─── DATA SHOWN ───
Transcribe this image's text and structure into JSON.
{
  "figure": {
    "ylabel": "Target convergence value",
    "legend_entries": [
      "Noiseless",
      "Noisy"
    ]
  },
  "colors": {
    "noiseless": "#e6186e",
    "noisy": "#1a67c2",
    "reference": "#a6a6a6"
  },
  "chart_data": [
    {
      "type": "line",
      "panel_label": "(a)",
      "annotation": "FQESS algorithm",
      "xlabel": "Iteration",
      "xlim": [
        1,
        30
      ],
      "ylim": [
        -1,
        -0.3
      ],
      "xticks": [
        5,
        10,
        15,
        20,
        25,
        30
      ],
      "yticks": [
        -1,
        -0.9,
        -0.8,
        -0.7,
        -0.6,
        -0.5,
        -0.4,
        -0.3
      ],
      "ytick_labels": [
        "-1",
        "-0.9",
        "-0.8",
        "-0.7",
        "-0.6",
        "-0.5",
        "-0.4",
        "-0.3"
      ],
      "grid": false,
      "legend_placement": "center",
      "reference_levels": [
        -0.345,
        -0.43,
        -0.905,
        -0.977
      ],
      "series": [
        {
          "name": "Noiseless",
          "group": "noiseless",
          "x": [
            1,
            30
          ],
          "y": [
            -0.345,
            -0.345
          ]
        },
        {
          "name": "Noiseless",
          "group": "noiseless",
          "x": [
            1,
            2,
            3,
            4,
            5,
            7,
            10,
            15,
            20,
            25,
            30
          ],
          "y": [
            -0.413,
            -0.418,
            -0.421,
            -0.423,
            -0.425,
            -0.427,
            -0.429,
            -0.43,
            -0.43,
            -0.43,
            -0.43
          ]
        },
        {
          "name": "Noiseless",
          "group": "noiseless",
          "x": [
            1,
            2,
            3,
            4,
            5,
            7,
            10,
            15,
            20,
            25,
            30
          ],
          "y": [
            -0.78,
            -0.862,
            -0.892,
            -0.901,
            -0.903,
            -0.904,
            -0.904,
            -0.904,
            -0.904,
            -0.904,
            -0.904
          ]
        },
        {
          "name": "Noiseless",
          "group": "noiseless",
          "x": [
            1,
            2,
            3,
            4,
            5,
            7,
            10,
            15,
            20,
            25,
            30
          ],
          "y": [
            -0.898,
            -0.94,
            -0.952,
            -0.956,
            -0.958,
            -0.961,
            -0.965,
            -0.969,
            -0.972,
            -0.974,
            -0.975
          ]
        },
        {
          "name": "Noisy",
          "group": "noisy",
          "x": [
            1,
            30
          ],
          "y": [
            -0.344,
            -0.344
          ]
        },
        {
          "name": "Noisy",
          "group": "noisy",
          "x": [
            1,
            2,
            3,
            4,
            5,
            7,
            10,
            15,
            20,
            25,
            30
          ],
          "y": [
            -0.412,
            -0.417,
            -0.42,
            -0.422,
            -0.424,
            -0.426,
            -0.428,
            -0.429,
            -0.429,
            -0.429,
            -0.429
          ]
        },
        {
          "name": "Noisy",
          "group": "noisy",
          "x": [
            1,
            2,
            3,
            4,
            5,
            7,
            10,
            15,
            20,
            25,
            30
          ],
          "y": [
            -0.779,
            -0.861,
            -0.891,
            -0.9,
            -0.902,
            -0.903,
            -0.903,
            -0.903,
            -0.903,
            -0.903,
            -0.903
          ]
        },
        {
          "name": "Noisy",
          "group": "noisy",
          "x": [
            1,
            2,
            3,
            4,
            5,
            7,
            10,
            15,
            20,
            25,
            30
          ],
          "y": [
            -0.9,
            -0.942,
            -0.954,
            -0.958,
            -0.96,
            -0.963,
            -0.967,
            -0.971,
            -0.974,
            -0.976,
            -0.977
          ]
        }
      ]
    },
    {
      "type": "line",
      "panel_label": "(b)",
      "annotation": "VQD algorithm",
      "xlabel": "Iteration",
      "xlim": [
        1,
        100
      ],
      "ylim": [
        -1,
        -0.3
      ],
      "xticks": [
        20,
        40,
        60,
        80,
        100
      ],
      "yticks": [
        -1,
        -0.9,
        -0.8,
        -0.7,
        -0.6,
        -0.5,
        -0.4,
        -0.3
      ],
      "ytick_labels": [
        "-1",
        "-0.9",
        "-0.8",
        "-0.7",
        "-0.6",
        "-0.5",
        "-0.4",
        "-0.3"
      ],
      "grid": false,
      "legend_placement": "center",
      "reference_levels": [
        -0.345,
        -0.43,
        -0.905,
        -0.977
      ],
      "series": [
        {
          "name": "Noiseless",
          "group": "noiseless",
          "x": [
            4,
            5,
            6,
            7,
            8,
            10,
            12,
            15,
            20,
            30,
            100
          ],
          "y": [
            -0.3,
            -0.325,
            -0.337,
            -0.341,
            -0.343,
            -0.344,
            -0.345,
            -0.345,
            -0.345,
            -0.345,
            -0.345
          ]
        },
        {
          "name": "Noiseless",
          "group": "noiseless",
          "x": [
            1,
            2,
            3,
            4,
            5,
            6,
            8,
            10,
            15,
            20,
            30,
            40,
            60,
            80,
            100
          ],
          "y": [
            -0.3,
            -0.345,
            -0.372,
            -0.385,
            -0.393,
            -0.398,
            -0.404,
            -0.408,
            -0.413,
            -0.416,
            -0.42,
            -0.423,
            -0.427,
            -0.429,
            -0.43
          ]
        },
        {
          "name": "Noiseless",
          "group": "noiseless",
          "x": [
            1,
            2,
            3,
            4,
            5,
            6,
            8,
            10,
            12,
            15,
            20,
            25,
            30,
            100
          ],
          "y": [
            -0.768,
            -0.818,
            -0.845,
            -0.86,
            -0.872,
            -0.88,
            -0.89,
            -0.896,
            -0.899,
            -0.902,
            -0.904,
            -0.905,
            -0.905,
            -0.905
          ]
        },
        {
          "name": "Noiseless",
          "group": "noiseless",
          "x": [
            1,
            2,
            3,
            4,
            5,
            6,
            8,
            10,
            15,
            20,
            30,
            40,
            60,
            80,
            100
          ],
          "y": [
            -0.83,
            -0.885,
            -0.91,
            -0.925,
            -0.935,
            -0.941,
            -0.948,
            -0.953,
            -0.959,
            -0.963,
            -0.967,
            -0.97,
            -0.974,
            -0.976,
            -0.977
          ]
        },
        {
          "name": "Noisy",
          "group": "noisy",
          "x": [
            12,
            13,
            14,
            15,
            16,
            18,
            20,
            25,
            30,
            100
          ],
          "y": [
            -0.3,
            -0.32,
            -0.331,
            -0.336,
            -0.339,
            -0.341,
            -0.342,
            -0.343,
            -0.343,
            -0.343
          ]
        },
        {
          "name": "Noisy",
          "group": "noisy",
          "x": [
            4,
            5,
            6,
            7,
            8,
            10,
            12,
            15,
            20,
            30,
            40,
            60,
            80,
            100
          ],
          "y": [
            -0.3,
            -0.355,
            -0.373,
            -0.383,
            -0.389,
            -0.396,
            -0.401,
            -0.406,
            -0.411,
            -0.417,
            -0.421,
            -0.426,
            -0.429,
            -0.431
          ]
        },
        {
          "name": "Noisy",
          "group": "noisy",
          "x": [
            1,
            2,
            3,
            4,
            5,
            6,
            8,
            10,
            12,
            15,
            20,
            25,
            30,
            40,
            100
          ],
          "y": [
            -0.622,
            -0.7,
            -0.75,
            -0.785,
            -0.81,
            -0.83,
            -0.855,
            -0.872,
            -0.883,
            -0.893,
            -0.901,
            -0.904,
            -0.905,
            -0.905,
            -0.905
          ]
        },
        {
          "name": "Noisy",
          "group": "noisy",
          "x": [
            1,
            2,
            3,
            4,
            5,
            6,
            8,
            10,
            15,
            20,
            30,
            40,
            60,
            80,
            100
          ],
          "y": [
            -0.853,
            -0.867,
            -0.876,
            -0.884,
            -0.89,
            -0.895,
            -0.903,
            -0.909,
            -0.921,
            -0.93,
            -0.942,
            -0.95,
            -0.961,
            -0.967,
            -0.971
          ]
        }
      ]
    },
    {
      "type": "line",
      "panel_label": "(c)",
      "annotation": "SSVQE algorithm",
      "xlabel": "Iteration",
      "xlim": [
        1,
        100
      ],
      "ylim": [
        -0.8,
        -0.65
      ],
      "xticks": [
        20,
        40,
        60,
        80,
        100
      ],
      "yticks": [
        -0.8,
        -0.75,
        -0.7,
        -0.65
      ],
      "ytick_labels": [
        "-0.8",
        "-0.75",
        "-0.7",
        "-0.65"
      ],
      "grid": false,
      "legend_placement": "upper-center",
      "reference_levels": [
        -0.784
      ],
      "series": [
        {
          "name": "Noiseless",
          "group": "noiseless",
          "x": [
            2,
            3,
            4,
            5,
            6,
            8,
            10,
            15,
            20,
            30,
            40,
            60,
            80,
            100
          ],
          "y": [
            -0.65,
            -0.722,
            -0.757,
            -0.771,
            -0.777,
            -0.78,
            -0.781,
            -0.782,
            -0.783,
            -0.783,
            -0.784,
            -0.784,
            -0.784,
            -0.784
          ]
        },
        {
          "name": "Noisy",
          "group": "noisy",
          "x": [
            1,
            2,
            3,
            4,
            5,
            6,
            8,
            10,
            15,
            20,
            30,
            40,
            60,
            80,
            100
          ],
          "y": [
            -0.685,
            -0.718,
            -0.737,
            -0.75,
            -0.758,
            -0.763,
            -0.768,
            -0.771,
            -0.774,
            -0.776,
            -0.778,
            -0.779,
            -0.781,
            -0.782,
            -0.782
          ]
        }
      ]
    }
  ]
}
───
─── DATA SHOWN ───
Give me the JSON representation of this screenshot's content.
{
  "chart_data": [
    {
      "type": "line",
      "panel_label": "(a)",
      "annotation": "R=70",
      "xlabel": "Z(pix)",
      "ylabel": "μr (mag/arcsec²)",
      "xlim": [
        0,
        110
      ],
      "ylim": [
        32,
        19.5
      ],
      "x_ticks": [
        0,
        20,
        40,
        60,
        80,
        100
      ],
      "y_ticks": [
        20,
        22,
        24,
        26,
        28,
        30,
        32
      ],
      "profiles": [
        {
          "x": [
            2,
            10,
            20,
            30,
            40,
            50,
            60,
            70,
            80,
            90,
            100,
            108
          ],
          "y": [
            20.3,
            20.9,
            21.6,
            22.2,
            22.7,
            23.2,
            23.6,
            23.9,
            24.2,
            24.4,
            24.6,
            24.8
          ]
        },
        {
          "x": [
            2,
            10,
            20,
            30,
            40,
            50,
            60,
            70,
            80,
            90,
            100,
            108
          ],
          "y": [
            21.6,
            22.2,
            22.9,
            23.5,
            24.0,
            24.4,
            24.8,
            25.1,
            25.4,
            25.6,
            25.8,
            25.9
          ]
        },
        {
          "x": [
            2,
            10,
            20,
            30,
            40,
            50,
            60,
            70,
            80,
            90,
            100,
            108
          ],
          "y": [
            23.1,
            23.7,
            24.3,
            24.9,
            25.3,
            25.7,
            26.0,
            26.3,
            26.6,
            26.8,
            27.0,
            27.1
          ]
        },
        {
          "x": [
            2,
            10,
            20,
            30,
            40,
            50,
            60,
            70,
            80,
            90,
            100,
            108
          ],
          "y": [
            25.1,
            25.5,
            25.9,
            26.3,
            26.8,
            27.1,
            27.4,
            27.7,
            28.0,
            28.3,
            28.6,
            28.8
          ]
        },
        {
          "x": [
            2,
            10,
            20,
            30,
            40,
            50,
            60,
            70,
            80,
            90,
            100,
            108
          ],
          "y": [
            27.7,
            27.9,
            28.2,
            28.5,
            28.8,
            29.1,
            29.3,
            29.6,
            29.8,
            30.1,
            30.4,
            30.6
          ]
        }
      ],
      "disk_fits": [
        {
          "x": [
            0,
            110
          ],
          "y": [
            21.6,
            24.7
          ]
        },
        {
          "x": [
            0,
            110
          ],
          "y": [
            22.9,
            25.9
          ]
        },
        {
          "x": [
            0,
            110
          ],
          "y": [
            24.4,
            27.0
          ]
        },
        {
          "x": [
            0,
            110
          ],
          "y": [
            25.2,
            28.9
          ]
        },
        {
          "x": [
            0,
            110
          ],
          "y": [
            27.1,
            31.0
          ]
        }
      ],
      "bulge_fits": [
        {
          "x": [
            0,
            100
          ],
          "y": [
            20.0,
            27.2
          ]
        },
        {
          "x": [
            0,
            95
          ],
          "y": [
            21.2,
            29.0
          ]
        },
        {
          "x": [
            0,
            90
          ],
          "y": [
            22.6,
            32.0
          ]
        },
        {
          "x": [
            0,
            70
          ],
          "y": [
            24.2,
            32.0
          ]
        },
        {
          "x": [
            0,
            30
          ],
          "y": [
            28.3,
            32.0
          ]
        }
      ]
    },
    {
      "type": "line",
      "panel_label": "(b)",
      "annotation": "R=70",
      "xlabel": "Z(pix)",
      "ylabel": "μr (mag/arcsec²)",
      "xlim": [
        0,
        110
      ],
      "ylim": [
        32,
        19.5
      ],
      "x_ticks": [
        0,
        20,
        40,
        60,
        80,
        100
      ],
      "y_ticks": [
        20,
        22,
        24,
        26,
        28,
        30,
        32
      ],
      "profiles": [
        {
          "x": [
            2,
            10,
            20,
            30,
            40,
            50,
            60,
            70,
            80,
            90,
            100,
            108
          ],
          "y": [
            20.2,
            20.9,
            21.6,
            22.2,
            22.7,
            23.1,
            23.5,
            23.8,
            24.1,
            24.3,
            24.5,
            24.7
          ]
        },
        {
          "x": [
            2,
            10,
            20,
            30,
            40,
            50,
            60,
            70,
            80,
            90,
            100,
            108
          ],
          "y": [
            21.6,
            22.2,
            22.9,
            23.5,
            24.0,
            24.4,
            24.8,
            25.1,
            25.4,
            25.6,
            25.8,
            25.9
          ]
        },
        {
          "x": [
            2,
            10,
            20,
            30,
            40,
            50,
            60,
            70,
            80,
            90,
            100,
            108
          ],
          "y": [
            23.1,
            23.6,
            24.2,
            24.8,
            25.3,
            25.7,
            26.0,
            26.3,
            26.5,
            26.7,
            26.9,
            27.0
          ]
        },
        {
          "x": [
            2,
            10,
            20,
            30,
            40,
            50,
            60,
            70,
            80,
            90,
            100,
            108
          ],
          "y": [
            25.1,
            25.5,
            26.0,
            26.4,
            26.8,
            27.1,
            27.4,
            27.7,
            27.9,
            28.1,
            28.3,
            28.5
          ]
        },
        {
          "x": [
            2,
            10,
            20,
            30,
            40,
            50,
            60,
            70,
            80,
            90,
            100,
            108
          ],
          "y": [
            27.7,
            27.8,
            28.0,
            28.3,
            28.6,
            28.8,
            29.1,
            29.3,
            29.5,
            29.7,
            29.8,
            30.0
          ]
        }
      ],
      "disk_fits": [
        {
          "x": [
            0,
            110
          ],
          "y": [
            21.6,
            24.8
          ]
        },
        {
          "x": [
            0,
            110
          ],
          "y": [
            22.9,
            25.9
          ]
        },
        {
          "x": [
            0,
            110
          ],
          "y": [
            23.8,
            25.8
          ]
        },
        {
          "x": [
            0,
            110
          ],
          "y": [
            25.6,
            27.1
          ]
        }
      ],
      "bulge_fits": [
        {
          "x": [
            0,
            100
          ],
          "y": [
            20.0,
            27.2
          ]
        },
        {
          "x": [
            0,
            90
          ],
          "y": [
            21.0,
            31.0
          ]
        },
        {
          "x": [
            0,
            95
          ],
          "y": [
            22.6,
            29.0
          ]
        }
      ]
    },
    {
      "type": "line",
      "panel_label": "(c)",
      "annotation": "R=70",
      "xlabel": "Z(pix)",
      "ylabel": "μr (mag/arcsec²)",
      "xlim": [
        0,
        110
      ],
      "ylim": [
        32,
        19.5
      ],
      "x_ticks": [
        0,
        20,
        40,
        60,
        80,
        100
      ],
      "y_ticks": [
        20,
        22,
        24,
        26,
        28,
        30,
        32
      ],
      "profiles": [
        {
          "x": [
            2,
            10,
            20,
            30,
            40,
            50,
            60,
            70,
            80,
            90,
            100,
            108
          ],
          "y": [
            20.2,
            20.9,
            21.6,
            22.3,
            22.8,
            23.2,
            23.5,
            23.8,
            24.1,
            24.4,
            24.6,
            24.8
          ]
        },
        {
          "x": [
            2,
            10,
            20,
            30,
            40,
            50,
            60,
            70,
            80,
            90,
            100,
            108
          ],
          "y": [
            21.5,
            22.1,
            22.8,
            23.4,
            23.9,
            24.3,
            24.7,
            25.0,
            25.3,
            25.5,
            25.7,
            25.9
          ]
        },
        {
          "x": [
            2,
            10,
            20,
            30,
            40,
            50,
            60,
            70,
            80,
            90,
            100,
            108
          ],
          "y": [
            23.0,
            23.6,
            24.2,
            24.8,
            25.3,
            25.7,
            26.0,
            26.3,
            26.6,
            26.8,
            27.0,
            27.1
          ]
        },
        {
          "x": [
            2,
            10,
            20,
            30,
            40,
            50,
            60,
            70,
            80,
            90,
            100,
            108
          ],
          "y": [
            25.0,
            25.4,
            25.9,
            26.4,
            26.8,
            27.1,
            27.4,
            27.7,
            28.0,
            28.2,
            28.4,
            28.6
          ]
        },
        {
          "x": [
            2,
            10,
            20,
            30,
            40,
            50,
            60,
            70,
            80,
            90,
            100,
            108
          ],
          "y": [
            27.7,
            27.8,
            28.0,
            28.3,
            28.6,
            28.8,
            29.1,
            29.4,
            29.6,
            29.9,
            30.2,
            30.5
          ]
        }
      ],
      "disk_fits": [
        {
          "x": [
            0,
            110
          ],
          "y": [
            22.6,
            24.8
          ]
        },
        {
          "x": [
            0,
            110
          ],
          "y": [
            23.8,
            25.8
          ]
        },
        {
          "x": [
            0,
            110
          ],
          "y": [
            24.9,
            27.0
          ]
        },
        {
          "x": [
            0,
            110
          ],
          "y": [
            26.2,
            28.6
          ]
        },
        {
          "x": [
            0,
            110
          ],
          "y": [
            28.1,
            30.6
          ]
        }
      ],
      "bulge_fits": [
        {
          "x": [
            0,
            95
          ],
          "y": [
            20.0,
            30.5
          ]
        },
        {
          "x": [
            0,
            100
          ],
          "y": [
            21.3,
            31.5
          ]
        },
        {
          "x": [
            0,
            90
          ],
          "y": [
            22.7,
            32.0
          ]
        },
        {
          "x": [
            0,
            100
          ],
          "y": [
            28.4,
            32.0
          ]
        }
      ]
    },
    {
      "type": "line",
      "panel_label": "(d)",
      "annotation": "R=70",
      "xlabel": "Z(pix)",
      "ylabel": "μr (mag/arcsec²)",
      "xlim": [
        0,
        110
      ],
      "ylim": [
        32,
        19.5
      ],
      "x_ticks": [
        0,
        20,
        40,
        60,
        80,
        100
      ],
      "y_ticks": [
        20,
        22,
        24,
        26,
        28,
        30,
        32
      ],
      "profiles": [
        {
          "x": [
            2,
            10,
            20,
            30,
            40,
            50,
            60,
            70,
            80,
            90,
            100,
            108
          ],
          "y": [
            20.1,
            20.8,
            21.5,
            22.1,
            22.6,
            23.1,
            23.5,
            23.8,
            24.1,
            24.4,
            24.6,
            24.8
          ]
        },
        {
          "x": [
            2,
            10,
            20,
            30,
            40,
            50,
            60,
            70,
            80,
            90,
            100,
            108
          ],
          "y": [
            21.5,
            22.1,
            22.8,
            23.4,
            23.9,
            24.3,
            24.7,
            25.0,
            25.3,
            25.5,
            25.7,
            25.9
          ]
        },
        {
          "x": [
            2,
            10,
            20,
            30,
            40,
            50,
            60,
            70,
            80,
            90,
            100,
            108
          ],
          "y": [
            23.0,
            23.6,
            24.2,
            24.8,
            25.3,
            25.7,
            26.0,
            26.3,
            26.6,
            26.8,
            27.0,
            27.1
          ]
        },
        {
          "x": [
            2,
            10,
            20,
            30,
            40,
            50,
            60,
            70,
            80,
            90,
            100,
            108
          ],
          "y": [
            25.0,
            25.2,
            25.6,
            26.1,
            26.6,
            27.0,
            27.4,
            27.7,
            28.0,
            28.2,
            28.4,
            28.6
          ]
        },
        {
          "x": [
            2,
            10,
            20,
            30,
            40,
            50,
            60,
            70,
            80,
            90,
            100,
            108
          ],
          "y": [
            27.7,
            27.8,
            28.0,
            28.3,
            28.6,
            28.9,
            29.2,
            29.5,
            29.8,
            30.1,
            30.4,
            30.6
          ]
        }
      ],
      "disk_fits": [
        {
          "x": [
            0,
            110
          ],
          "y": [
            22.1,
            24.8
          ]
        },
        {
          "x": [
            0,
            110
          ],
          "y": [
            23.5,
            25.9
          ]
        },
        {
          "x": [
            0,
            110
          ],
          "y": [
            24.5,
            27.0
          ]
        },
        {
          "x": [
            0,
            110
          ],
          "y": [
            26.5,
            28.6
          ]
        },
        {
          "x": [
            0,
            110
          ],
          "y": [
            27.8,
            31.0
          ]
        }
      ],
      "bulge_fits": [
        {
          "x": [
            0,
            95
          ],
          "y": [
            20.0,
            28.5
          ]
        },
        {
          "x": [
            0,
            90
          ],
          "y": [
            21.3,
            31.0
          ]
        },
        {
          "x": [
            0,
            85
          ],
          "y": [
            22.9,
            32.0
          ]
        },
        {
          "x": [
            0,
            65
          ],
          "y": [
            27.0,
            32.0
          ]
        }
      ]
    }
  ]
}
───
[SHORT EXERCISE]:
Show every line where the string "JSON" appears.

[TASK RESPONSE]:
Transcribe this image's text and structure into JSON.
Give me the JSON representation of this screenshot's content.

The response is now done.